_Problem details_
Find the string "klasse" in the listing and report every line that has it.
***** Exercise inputs
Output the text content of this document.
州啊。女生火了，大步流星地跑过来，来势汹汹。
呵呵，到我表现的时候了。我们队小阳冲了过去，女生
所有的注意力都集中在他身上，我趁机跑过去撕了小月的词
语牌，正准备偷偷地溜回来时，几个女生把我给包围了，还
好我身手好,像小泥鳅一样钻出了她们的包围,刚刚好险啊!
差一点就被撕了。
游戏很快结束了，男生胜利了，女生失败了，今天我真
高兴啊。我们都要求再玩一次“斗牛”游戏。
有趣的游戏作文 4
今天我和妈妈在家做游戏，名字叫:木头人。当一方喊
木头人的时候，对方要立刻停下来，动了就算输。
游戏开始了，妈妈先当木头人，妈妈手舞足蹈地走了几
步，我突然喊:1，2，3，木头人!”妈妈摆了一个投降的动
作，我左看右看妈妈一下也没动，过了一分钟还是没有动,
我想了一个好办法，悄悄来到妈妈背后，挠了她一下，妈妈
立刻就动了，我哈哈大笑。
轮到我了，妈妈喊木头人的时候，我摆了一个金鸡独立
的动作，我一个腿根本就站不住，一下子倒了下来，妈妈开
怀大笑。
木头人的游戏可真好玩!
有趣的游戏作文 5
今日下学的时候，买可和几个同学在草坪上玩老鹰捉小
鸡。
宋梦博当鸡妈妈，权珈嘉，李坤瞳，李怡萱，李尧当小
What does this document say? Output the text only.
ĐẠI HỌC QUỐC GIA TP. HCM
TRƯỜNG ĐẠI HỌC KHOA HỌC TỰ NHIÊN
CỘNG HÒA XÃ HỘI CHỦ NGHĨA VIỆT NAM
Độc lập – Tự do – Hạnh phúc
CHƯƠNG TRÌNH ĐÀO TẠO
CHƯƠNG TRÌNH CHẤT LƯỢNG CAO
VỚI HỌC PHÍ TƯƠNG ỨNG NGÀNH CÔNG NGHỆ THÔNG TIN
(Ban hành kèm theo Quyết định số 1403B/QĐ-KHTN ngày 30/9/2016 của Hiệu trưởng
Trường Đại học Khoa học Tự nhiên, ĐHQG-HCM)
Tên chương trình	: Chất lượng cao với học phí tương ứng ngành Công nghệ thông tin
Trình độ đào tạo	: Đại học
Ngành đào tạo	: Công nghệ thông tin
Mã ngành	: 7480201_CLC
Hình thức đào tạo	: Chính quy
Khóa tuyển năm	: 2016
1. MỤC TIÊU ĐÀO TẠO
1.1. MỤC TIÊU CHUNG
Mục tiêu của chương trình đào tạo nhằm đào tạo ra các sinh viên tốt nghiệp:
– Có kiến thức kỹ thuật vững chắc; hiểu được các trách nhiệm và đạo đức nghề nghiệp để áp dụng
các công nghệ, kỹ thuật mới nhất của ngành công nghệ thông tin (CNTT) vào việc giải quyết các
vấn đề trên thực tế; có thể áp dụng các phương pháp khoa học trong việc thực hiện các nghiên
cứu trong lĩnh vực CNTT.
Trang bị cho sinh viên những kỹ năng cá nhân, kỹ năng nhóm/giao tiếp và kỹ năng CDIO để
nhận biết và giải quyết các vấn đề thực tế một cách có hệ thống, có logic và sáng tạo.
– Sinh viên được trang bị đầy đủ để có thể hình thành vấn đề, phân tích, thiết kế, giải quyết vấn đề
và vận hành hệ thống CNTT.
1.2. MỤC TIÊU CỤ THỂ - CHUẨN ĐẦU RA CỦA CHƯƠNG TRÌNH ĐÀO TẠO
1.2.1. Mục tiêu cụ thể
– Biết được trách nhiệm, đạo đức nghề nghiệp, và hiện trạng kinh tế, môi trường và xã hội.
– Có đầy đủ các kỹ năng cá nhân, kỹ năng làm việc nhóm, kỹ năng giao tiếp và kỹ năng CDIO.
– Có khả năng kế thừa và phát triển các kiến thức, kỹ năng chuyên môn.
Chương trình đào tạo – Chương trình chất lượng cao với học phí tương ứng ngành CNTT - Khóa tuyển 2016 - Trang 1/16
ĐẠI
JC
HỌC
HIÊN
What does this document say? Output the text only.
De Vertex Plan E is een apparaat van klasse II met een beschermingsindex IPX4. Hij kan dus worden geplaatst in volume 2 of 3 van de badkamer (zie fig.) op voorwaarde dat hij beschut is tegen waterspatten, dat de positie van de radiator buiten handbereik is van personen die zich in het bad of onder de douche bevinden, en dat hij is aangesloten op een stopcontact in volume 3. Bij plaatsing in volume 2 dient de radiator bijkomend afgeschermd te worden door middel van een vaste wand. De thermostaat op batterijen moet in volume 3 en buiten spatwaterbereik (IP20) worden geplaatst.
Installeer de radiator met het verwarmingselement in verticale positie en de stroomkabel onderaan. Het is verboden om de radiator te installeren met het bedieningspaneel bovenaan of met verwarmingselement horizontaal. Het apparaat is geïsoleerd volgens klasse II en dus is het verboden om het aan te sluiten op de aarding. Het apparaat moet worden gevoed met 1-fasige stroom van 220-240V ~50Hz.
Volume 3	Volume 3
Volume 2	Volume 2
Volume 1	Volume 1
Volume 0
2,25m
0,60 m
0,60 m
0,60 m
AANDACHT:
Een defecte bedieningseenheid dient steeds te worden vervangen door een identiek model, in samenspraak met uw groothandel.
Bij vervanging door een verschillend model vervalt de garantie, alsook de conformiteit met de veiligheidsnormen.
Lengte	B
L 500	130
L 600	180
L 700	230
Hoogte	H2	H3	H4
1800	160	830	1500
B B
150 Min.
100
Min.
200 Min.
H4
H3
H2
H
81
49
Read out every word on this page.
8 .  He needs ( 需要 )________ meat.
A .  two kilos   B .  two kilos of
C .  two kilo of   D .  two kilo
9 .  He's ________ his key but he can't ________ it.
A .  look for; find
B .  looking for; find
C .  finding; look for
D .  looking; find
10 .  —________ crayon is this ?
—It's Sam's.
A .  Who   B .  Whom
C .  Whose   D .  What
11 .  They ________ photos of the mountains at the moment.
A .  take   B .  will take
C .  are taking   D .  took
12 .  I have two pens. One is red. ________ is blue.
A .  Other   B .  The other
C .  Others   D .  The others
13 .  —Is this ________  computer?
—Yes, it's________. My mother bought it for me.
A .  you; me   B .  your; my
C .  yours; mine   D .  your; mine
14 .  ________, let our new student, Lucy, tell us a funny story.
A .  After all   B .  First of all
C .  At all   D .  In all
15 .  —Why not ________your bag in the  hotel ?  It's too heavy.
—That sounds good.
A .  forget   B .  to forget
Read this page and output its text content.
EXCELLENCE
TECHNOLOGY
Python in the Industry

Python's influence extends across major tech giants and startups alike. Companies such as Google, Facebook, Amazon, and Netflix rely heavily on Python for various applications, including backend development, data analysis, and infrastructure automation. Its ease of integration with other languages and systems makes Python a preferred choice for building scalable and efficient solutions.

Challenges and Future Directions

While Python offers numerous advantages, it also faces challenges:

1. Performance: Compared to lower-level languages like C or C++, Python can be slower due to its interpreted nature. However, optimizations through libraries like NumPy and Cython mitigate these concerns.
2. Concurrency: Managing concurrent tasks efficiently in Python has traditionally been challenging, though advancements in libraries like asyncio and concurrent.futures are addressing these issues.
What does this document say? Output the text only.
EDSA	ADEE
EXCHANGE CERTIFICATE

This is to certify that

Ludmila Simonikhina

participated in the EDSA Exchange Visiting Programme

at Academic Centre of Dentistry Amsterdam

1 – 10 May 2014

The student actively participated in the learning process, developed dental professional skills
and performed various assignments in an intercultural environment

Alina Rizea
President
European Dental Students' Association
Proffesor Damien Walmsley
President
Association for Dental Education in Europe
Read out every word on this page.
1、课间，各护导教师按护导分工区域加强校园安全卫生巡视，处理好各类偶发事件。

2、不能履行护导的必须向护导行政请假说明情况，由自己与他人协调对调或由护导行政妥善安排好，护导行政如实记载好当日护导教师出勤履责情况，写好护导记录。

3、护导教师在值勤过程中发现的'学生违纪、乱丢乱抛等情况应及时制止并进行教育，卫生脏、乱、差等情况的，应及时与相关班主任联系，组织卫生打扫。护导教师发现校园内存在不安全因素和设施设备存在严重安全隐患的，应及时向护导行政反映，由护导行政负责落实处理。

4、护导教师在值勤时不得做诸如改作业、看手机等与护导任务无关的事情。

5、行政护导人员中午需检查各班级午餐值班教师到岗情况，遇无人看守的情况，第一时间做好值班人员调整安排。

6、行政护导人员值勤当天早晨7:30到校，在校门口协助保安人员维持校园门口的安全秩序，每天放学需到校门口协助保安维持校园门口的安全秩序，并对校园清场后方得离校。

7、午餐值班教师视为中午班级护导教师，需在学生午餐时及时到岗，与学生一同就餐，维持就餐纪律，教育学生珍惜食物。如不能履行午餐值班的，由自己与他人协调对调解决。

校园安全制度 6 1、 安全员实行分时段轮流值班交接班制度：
**********
_Worked solution_
De Vertex Plan E is een apparaat van klasse II met een beschermingsindex IPX4. Hij kan dus worden geplaatst in volume 2 of 3 van de badkamer (zie fig.) op voorwaarde dat hij beschut is tegen waterspatten, dat de positie van de radiator buiten handbereik is van personen die zich in het bad of onder de douche bevinden, en dat hij is aangesloten op een stopcontact in volume 3. Bij plaatsing in volume 2 dient de radiator bijkomend afgeschermd te worden door middel van een vaste wand. De thermostaat op batterijen moet in volume 3 en buiten spatwaterbereik (IP20) worden geplaatst.
Installeer de radiator met het verwarmingselement in verticale positie en de stroomkabel onderaan. Het is verboden om de radiator te installeren met het bedieningspaneel bovenaan of met verwarmingselement horizontaal. Het apparaat is geïsoleerd volgens klasse II en dus is het verboden om het aan te sluiten op de aarding. Het apparaat moet worden gevoed met 1-fasige stroom van 220-240V ~50Hz.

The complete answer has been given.